Excerpts from a figure dataset
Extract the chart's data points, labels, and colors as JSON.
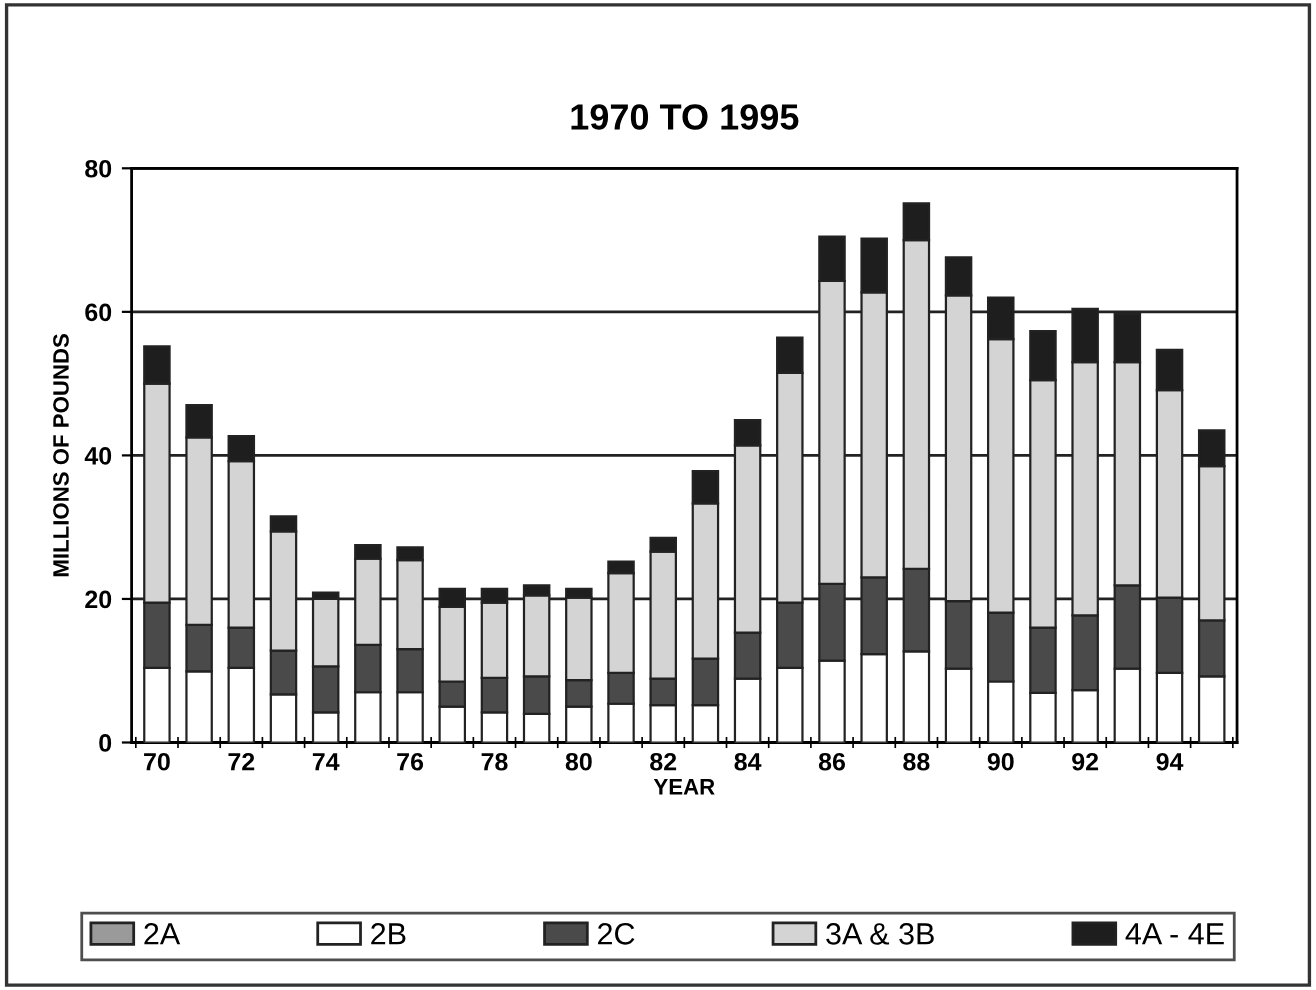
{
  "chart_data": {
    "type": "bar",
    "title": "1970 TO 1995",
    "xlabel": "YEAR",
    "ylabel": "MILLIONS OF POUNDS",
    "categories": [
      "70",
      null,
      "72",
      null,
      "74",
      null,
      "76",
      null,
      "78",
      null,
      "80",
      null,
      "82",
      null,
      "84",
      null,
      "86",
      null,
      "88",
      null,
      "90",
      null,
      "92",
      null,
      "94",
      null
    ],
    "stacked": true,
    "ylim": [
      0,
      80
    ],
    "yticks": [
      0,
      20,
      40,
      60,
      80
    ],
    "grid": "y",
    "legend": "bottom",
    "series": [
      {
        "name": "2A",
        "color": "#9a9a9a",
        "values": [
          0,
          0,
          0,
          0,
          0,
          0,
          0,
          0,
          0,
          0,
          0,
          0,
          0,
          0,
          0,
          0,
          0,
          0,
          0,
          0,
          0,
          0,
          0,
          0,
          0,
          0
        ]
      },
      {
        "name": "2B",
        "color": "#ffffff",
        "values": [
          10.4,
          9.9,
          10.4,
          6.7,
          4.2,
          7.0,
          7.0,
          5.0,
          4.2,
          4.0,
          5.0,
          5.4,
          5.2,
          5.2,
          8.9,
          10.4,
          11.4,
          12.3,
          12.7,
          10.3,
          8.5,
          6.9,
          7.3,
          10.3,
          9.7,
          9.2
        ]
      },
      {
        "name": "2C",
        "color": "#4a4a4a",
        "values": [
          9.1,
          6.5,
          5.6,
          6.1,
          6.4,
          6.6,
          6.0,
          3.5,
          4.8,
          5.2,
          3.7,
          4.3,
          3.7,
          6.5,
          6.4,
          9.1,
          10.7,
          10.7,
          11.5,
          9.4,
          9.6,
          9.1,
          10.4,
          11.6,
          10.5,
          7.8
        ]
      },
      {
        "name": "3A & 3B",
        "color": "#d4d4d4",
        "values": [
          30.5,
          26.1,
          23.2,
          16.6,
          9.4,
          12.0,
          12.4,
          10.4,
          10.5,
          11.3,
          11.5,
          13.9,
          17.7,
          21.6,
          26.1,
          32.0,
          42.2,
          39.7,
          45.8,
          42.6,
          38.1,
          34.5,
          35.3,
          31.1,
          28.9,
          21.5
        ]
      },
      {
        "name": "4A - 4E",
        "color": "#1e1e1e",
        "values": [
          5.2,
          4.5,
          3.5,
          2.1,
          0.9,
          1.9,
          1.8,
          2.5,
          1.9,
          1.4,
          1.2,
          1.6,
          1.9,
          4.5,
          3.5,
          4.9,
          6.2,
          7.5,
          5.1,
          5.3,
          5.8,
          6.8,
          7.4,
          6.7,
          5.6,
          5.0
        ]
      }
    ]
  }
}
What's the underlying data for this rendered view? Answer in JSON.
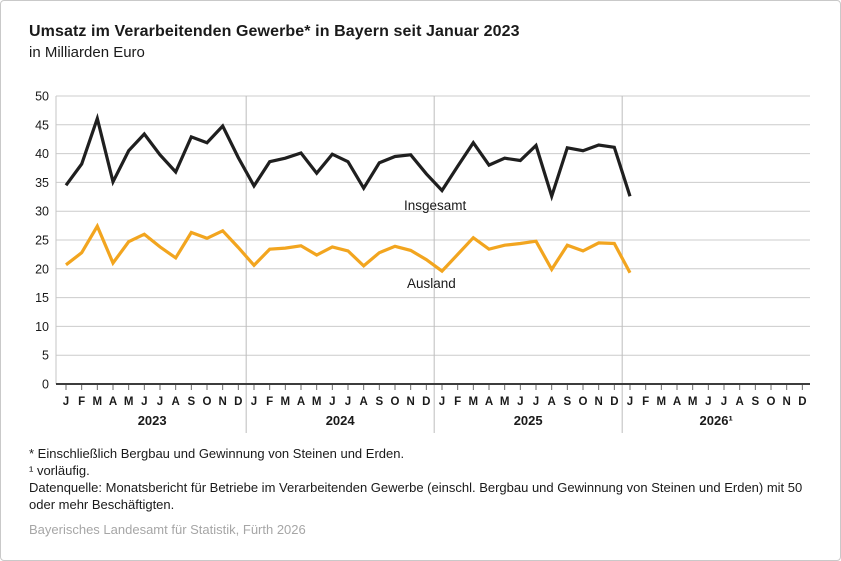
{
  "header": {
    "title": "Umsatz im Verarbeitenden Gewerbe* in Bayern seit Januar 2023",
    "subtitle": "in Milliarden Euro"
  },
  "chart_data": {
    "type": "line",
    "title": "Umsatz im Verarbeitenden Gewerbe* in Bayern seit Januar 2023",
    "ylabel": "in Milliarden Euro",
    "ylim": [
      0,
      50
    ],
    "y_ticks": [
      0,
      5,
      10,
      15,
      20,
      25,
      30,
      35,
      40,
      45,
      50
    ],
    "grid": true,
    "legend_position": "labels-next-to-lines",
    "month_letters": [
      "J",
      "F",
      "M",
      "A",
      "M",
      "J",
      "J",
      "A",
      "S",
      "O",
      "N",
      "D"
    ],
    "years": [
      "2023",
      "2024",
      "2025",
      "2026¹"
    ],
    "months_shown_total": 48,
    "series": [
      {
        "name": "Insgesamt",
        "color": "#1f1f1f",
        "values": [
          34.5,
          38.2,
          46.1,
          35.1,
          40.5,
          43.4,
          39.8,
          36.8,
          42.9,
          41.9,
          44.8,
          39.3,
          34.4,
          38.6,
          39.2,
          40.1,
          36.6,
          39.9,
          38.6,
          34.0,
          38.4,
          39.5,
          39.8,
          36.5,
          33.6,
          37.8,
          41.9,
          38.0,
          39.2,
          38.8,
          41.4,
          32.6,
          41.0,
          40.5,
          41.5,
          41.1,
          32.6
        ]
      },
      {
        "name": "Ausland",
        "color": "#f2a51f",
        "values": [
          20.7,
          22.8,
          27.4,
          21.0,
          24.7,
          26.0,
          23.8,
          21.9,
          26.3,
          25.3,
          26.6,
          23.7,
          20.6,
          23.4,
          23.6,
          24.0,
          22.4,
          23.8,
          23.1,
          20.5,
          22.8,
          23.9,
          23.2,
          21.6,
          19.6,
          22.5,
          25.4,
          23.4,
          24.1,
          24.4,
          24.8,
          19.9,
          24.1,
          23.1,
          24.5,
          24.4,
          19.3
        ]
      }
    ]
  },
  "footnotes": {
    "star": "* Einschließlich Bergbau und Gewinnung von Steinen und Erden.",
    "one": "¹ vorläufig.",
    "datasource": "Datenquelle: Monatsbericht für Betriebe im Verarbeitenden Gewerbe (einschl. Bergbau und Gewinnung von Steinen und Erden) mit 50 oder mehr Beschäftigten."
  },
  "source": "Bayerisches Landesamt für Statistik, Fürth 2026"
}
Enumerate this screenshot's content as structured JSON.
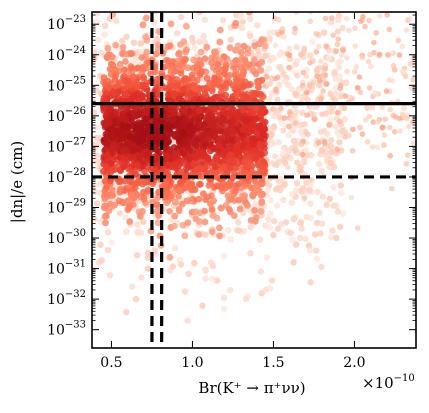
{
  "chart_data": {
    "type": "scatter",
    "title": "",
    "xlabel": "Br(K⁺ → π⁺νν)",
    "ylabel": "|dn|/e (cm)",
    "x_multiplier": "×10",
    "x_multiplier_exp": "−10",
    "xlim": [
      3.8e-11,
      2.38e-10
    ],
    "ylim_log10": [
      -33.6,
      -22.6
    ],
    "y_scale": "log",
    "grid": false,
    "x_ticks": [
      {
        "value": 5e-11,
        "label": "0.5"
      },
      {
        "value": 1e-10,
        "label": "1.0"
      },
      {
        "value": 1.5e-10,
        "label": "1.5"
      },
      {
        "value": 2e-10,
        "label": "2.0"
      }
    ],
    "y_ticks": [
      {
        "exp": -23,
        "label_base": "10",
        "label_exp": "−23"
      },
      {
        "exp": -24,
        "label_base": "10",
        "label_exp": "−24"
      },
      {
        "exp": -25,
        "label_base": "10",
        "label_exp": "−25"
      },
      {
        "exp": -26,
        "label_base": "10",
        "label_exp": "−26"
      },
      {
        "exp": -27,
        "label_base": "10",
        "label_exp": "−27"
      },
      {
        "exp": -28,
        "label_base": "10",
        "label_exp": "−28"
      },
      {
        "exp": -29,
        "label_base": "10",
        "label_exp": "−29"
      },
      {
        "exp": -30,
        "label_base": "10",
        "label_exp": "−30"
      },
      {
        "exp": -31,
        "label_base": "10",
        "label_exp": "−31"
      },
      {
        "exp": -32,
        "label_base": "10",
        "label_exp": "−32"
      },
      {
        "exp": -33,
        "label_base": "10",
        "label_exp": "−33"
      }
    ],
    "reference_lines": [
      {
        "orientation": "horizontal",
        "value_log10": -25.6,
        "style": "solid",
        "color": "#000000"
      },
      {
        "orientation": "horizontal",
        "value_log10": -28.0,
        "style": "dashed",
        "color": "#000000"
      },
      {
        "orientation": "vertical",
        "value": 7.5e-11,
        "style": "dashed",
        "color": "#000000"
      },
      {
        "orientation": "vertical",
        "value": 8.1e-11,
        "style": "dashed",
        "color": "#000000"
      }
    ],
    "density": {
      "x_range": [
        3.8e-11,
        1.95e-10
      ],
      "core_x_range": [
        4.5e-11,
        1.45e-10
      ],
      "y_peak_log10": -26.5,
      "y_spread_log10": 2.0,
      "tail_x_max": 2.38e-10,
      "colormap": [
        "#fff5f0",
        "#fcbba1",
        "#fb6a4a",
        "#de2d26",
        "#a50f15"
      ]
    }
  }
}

Description of the task:
Lines of the material that contain the word "Erden" are to be gathered.

Full solution:
    "star": "* Einschließlich Bergbau und Gewinnung von Steinen und Erden.",
    "datasource": "Datenquelle: Monatsbericht für Betriebe im Verarbeitenden Gewerbe (einschl. Bergbau und Gewinnung von Steinen und Erden) mit 50 oder mehr Beschäftigten."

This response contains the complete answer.